§ Given exercise
Quote, without change, all of the lines that follow.

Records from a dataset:
>>>>

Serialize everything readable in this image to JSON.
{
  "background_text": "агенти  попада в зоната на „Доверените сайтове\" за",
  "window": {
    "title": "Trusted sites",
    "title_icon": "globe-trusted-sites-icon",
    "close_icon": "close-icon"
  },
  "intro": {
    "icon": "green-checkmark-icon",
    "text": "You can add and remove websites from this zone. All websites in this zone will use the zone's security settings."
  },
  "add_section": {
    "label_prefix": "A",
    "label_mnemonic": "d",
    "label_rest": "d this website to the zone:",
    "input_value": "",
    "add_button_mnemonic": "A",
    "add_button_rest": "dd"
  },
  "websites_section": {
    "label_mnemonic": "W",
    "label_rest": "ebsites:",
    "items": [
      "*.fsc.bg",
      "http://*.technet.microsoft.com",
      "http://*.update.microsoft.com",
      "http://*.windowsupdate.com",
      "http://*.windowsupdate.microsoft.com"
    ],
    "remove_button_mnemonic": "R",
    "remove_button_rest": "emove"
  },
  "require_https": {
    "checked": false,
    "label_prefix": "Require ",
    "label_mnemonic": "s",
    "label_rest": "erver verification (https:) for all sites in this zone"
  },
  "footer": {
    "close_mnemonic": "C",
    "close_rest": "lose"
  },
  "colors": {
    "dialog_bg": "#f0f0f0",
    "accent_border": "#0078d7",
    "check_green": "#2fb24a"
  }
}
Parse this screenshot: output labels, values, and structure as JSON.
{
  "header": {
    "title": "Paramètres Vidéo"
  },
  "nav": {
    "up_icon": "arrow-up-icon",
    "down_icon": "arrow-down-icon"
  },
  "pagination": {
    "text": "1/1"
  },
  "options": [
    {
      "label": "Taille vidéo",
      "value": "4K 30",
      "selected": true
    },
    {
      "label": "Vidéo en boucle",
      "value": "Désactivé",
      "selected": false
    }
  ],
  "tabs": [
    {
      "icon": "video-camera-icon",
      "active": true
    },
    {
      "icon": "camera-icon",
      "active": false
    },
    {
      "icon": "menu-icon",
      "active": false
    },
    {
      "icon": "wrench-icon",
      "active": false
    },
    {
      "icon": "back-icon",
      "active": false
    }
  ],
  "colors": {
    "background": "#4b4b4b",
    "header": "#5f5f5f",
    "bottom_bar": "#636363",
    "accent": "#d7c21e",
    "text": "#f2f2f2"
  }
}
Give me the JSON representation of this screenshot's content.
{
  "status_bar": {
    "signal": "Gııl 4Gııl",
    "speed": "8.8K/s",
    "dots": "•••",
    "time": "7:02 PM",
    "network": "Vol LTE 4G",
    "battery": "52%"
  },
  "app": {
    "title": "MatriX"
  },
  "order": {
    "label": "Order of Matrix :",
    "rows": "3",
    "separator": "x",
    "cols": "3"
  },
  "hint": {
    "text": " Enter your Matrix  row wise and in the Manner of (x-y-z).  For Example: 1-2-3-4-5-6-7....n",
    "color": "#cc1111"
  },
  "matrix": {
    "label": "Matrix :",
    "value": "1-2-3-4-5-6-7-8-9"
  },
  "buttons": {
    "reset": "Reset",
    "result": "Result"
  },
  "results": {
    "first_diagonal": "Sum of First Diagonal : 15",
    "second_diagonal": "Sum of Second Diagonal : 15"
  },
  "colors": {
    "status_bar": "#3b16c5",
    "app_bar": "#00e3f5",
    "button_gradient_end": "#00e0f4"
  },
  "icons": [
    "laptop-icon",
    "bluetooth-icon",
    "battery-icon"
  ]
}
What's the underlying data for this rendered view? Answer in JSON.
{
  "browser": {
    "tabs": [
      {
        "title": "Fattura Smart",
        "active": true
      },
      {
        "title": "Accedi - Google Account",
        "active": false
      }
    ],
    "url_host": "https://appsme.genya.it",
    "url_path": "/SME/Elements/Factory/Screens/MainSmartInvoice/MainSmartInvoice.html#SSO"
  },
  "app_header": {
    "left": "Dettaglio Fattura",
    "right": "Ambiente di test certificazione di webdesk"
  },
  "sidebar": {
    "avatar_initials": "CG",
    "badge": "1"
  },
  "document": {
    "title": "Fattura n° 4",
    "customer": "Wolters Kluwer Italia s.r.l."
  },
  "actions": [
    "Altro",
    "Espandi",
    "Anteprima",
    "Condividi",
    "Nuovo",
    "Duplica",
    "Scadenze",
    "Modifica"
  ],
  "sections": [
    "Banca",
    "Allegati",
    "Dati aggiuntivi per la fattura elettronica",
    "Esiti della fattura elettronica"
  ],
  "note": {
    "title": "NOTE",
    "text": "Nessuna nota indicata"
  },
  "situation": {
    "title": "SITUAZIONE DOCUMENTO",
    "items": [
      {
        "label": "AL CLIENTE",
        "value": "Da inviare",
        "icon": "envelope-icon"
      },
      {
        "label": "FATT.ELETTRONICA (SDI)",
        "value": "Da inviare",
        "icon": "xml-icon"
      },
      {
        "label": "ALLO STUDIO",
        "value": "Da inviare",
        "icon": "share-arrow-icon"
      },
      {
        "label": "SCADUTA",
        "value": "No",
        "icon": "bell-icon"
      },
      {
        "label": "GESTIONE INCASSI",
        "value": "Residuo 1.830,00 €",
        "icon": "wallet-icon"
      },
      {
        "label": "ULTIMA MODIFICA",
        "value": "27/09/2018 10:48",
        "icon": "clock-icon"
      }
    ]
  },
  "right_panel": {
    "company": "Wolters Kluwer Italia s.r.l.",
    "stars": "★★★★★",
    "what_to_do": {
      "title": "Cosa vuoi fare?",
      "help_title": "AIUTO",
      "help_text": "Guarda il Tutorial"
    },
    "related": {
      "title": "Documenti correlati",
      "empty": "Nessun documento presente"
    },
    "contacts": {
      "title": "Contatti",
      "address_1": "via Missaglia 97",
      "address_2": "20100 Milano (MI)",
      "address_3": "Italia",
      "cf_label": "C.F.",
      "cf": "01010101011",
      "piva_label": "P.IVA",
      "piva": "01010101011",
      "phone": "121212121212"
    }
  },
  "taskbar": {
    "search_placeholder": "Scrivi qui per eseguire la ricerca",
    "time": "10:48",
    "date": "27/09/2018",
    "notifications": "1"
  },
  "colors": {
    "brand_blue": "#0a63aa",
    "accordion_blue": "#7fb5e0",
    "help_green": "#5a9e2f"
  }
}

<<<<

§ Answer for this exercise
Serialize everything readable in this image to JSON.
{
  "background_text": "агенти  попада в зоната на „Доверените сайтове\" за",
  "window": {
    "title": "Trusted sites",
    "title_icon": "globe-trusted-sites-icon",
    "close_icon": "close-icon"
  },
  "intro": {
    "icon": "green-checkmark-icon",
    "text": "You can add and remove websites from this zone. All websites in this zone will use the zone's security settings."
  },
  "add_section": {
    "label_prefix": "A",
    "label_mnemonic": "d",
    "label_rest": "d this website to the zone:",
    "input_value": "",
    "add_button_mnemonic": "A",
    "add_button_rest": "dd"
  },
  "websites_section": {
    "label_mnemonic": "W",
    "label_rest": "ebsites:",
    "items": [
      "*.fsc.bg",
      "http://*.technet.microsoft.com",
      "http://*.update.microsoft.com",
      "http://*.windowsupdate.com",
      "http://*.windowsupdate.microsoft.com"
    ],
    "remove_button_mnemonic": "R",
    "remove_button_rest": "emove"
  },
  "require_https": {
    "checked": false,
    "label_prefix": "Require ",
    "label_mnemonic": "s",
    "label_rest": "erver verification (https:) for all sites in this zone"
  },
  "footer": {
    "close_mnemonic": "C",
    "close_rest": "lose"
  },
  "colors": {
    "dialog_bg": "#f0f0f0",
    "accent_border": "#0078d7",
    "check_green": "#2fb24a"
  }
}
Parse this screenshot: output labels, values, and structure as JSON.
{
  "header": {
    "title": "Paramètres Vidéo"
  },
  "nav": {
    "up_icon": "arrow-up-icon",
    "down_icon": "arrow-down-icon"
  },
  "pagination": {
    "text": "1/1"
  },
  "options": [
    {
      "label": "Taille vidéo",
      "value": "4K 30",
      "selected": true
    },
    {
      "label": "Vidéo en boucle",
      "value": "Désactivé",
      "selected": false
    }
  ],
  "tabs": [
    {
      "icon": "video-camera-icon",
      "active": true
    },
    {
      "icon": "camera-icon",
      "active": false
    },
    {
      "icon": "menu-icon",
      "active": false
    },
    {
      "icon": "wrench-icon",
      "active": false
    },
    {
      "icon": "back-icon",
      "active": false
    }
  ],
  "colors": {
    "background": "#4b4b4b",
    "header": "#5f5f5f",
    "bottom_bar": "#636363",
    "accent": "#d7c21e",
    "text": "#f2f2f2"
  }
}
Give me the JSON representation of this screenshot's content.
{
  "status_bar": {
    "signal": "Gııl 4Gııl",
    "speed": "8.8K/s",
    "dots": "•••",
    "time": "7:02 PM",
    "network": "Vol LTE 4G",
    "battery": "52%"
  },
  "app": {
    "title": "MatriX"
  },
  "order": {
    "label": "Order of Matrix :",
    "rows": "3",
    "separator": "x",
    "cols": "3"
  },
  "hint": {
    "text": " Enter your Matrix  row wise and in the Manner of (x-y-z).  For Example: 1-2-3-4-5-6-7....n",
    "color": "#cc1111"
  },
  "matrix": {
    "label": "Matrix :",
    "value": "1-2-3-4-5-6-7-8-9"
  },
  "buttons": {
    "reset": "Reset",
    "result": "Result"
  },
  "results": {
    "first_diagonal": "Sum of First Diagonal : 15",
    "second_diagonal": "Sum of Second Diagonal : 15"
  },
  "colors": {
    "status_bar": "#3b16c5",
    "app_bar": "#00e3f5",
    "button_gradient_end": "#00e0f4"
  },
  "icons": [
    "laptop-icon",
    "bluetooth-icon",
    "battery-icon"
  ]
}
What's the underlying data for this rendered view? Answer in JSON.
{
  "browser": {
    "tabs": [
      {
        "title": "Fattura Smart",
        "active": true
      },
      {
        "title": "Accedi - Google Account",
        "active": false
      }
    ],
    "url_host": "https://appsme.genya.it",
    "url_path": "/SME/Elements/Factory/Screens/MainSmartInvoice/MainSmartInvoice.html#SSO"
  },
  "app_header": {
    "left": "Dettaglio Fattura",
    "right": "Ambiente di test certificazione di webdesk"
  },
  "sidebar": {
    "avatar_initials": "CG",
    "badge": "1"
  },
  "document": {
    "title": "Fattura n° 4",
    "customer": "Wolters Kluwer Italia s.r.l."
  },
  "actions": [
    "Altro",
    "Espandi",
    "Anteprima",
    "Condividi",
    "Nuovo",
    "Duplica",
    "Scadenze",
    "Modifica"
  ],
  "sections": [
    "Banca",
    "Allegati",
    "Dati aggiuntivi per la fattura elettronica",
    "Esiti della fattura elettronica"
  ],
  "note": {
    "title": "NOTE",
    "text": "Nessuna nota indicata"
  },
  "situation": {
    "title": "SITUAZIONE DOCUMENTO",
    "items": [
      {
        "label": "AL CLIENTE",
        "value": "Da inviare",
        "icon": "envelope-icon"
      },
      {
        "label": "FATT.ELETTRONICA (SDI)",
        "value": "Da inviare",
        "icon": "xml-icon"
      },
      {
        "label": "ALLO STUDIO",
        "value": "Da inviare",
        "icon": "share-arrow-icon"
      },
      {
        "label": "SCADUTA",
        "value": "No",
        "icon": "bell-icon"
      },
      {
        "label": "GESTIONE INCASSI",
        "value": "Residuo 1.830,00 €",
        "icon": "wallet-icon"
      },
      {
        "label": "ULTIMA MODIFICA",
        "value": "27/09/2018 10:48",
        "icon": "clock-icon"
      }
    ]
  },
  "right_panel": {
    "company": "Wolters Kluwer Italia s.r.l.",
    "stars": "★★★★★",
    "what_to_do": {
      "title": "Cosa vuoi fare?",
      "help_title": "AIUTO",
      "help_text": "Guarda il Tutorial"
    },
    "related": {
      "title": "Documenti correlati",
      "empty": "Nessun documento presente"
    },
    "contacts": {
      "title": "Contatti",
      "address_1": "via Missaglia 97",
      "address_2": "20100 Milano (MI)",
      "address_3": "Italia",
      "cf_label": "C.F.",
      "cf": "01010101011",
      "piva_label": "P.IVA",
      "piva": "01010101011",
      "phone": "121212121212"
    }
  },
  "taskbar": {
    "search_placeholder": "Scrivi qui per eseguire la ricerca",
    "time": "10:48",
    "date": "27/09/2018",
    "notifications": "1"
  },
  "colors": {
    "brand_blue": "#0a63aa",
    "accordion_blue": "#7fb5e0",
    "help_green": "#5a9e2f"
  }
}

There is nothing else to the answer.